SET TASK: Would you pull out every line of the material that contains the string "БРУК"?

──────── INPUT ROWS ────────

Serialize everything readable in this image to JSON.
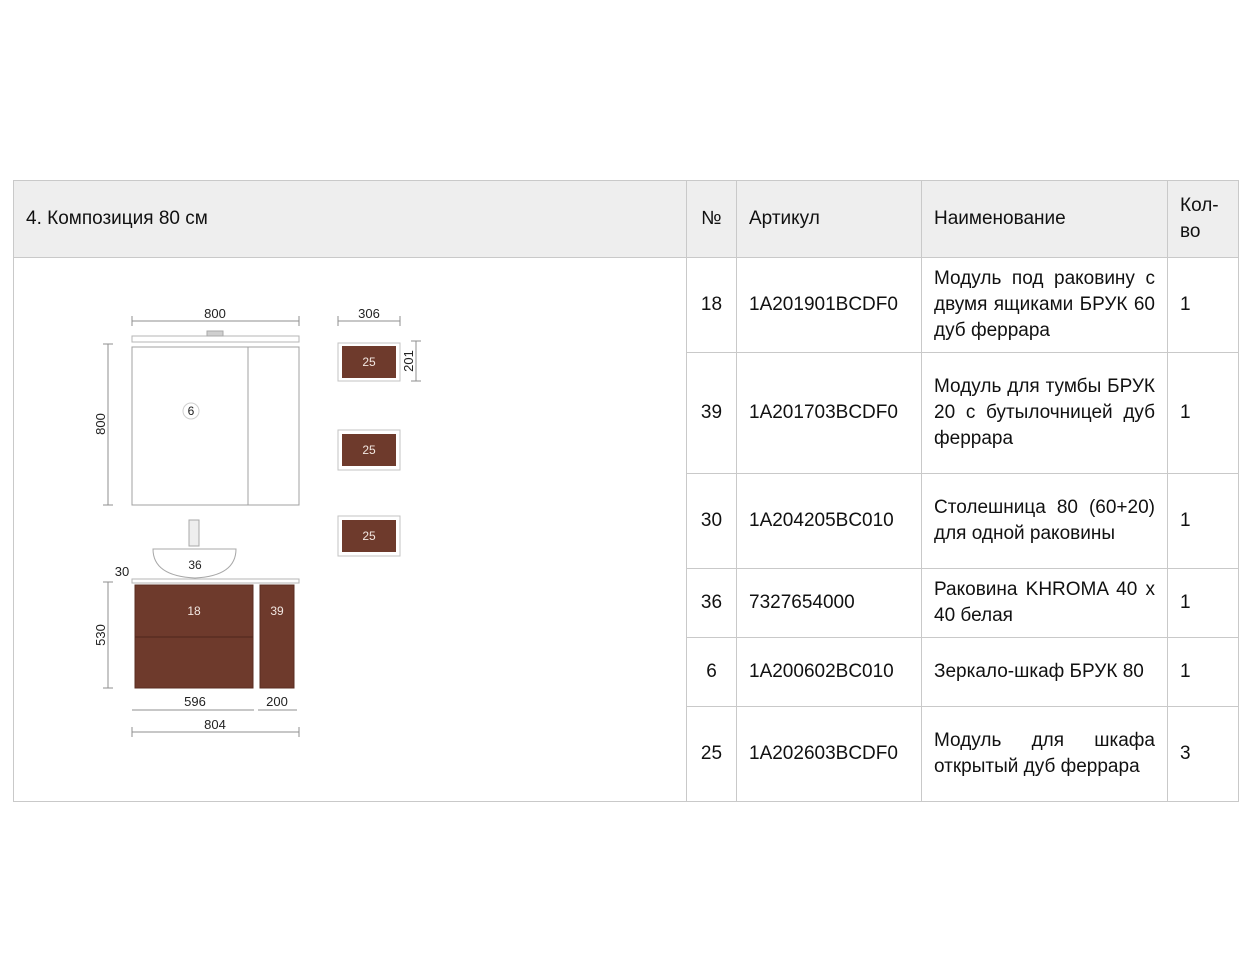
{
  "header": {
    "title": "4. Композиция 80 см",
    "col_num": "№",
    "col_article": "Артикул",
    "col_name": "Наименование",
    "col_qty": "Кол-во"
  },
  "rows": [
    {
      "num": "18",
      "article": "1A201901BCDF0",
      "name": "Модуль под раковину с двумя ящиками БРУК 60 дуб феррара",
      "qty": "1"
    },
    {
      "num": "39",
      "article": "1A201703BCDF0",
      "name": "Модуль для тумбы БРУК 20 с бутылочницей дуб феррара",
      "qty": "1"
    },
    {
      "num": "30",
      "article": "1A204205BC010",
      "name": "Столешница 80 (60+20) для одной раковины",
      "qty": "1"
    },
    {
      "num": "36",
      "article": "7327654000",
      "name": "Раковина KHROMA 40 x 40 белая",
      "qty": "1"
    },
    {
      "num": "6",
      "article": "1A200602BC010",
      "name": "Зеркало-шкаф БРУК 80",
      "qty": "1"
    },
    {
      "num": "25",
      "article": "1A202603BCDF0",
      "name": "Модуль для шкафа открытый дуб феррара",
      "qty": "3"
    }
  ],
  "drawing": {
    "colors": {
      "wood": "#6e3a2c",
      "line": "#9a9a9a"
    },
    "dims": {
      "mirror_width": "800",
      "mirror_height": "800",
      "shelf_width": "306",
      "shelf_height": "201",
      "top_thickness": "30",
      "cabinet_height": "530",
      "base_left_width": "596",
      "base_right_width": "200",
      "base_total_width": "804"
    },
    "labels": {
      "mirror": "6",
      "sink": "36",
      "base_left": "18",
      "base_right": "39",
      "shelf_1": "25",
      "shelf_2": "25",
      "shelf_3": "25"
    }
  }
}
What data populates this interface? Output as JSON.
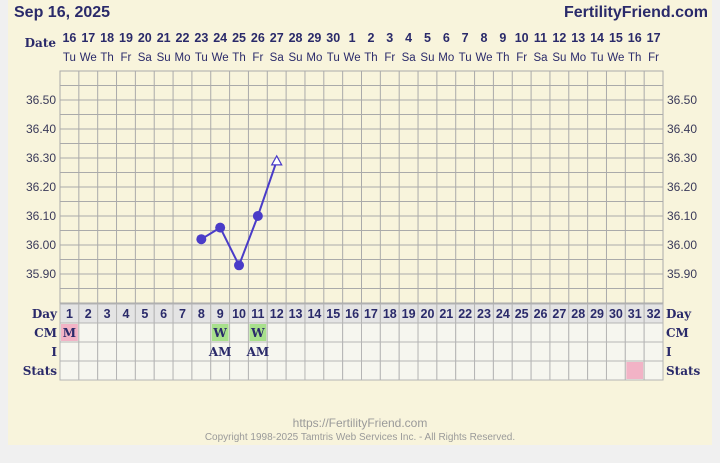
{
  "header": {
    "date": "Sep 16, 2025",
    "site": "FertilityFriend.com"
  },
  "row_labels": {
    "date": "Date",
    "day": "Day",
    "cm": "CM",
    "i": "I",
    "stats": "Stats"
  },
  "dates": [
    "16",
    "17",
    "18",
    "19",
    "20",
    "21",
    "22",
    "23",
    "24",
    "25",
    "26",
    "27",
    "28",
    "29",
    "30",
    "1",
    "2",
    "3",
    "4",
    "5",
    "6",
    "7",
    "8",
    "9",
    "10",
    "11",
    "12",
    "13",
    "14",
    "15",
    "16",
    "17"
  ],
  "weekdays": [
    "Tu",
    "We",
    "Th",
    "Fr",
    "Sa",
    "Su",
    "Mo",
    "Tu",
    "We",
    "Th",
    "Fr",
    "Sa",
    "Su",
    "Mo",
    "Tu",
    "We",
    "Th",
    "Fr",
    "Sa",
    "Su",
    "Mo",
    "Tu",
    "We",
    "Th",
    "Fr",
    "Sa",
    "Su",
    "Mo",
    "Tu",
    "We",
    "Th",
    "Fr"
  ],
  "chart_data": {
    "type": "line",
    "ylim": [
      35.8,
      36.6
    ],
    "yticks": [
      "36.50",
      "36.40",
      "36.30",
      "36.20",
      "36.10",
      "36.00",
      "35.90"
    ],
    "x_days": [
      1,
      32
    ],
    "points": [
      {
        "day": 8,
        "temp": 36.02,
        "marker": "filled"
      },
      {
        "day": 9,
        "temp": 36.06,
        "marker": "filled"
      },
      {
        "day": 10,
        "temp": 35.93,
        "marker": "filled"
      },
      {
        "day": 11,
        "temp": 36.1,
        "marker": "filled"
      },
      {
        "day": 12,
        "temp": 36.29,
        "marker": "open-triangle"
      }
    ],
    "line_color": "#4a3cc8",
    "grid": true
  },
  "cm": [
    {
      "day": 1,
      "value": "M",
      "color": "#f2b3c6"
    },
    {
      "day": 9,
      "value": "W",
      "color": "#a8e08c"
    },
    {
      "day": 11,
      "value": "W",
      "color": "#a8e08c"
    }
  ],
  "intercourse": [
    {
      "day": 9,
      "value": "AM"
    },
    {
      "day": 11,
      "value": "AM"
    }
  ],
  "stats": [
    {
      "day": 31,
      "color": "#f2b3c6"
    }
  ],
  "footer": {
    "url": "https://FertilityFriend.com",
    "copyright": "Copyright 1998-2025 Tamtris Web Services Inc. - All Rights Reserved."
  }
}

────────

TASK ANSWER:
      "name": "Модуль под раковину с двумя ящиками БРУК 60 дуб феррара",
      "name": "Модуль для тумбы БРУК 20 с бутылочницей дуб феррара",
      "name": "Зеркало-шкаф БРУК 80",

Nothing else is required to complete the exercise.